▶ **WHAT TO WORK ON**
Show all lines that include the string "cushion"; copy each one.

═════ SUPPLIED MATERIAL

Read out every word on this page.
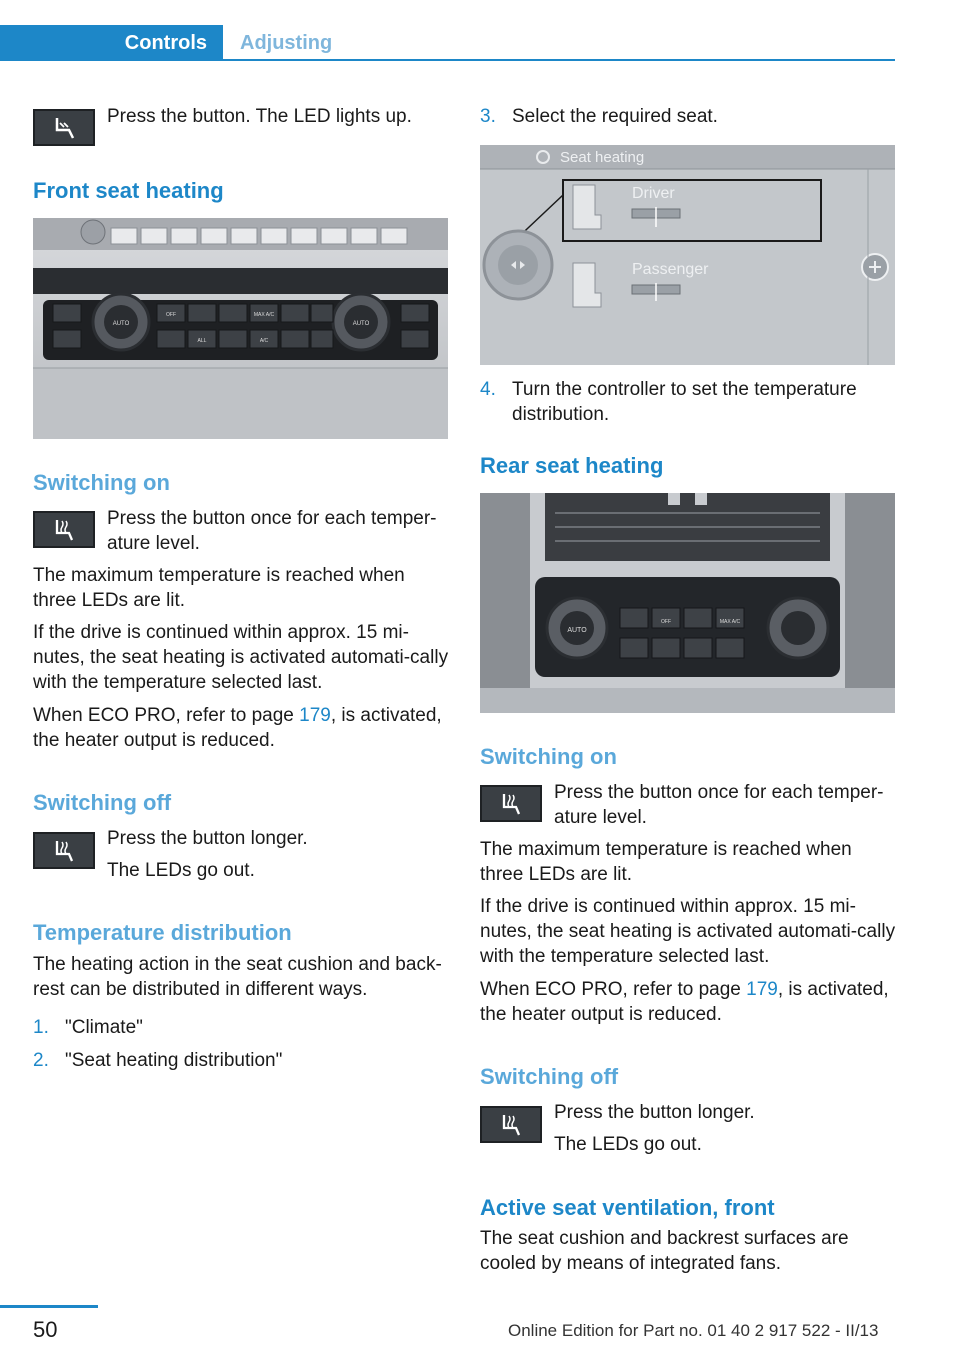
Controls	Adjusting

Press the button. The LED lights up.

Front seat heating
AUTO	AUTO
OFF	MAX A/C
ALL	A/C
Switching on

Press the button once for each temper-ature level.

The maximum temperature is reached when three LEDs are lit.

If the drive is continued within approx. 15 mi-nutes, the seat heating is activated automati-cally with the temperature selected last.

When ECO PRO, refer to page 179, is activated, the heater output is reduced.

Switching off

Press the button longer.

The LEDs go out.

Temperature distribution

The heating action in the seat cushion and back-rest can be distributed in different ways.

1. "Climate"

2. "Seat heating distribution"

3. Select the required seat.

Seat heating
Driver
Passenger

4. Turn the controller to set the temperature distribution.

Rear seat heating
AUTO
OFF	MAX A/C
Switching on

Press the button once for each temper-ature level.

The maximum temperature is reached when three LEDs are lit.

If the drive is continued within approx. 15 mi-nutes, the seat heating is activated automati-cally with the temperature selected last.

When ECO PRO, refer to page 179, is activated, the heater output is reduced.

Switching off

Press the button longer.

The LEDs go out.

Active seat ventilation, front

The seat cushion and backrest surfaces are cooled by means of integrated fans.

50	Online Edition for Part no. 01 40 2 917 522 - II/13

══════════
═════ SUPPLIED MATERIAL

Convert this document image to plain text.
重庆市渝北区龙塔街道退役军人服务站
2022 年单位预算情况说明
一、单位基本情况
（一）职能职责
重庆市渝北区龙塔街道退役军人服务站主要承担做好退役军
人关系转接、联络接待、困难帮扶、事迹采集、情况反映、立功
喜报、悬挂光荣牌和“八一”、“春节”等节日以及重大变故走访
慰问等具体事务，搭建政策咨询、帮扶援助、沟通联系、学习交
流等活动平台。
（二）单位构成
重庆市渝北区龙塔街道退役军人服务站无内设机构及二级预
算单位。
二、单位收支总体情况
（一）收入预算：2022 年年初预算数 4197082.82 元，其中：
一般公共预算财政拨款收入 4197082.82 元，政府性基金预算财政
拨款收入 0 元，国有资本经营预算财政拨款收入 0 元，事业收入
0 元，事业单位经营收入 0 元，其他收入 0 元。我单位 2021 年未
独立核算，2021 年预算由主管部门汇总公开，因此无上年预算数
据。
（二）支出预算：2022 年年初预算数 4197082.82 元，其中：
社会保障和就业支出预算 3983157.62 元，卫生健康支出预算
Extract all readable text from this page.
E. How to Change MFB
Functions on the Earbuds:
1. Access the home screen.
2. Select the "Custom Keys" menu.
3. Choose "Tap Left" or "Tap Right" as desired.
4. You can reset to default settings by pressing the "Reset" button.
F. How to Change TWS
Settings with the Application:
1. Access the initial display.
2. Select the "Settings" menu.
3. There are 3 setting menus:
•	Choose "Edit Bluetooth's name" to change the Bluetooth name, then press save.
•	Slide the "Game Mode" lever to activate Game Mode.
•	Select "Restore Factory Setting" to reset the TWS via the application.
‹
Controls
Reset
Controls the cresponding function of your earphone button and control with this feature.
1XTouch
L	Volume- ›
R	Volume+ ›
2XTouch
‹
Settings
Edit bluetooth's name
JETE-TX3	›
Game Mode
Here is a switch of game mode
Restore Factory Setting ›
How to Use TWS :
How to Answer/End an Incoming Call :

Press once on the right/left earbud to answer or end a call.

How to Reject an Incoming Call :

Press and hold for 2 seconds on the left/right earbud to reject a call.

══════════

▶ **TASK RESPONSE**
The heating action in the seat cushion and back-rest can be distributed in different ways.
The seat cushion and backrest surfaces are cooled by means of integrated fans.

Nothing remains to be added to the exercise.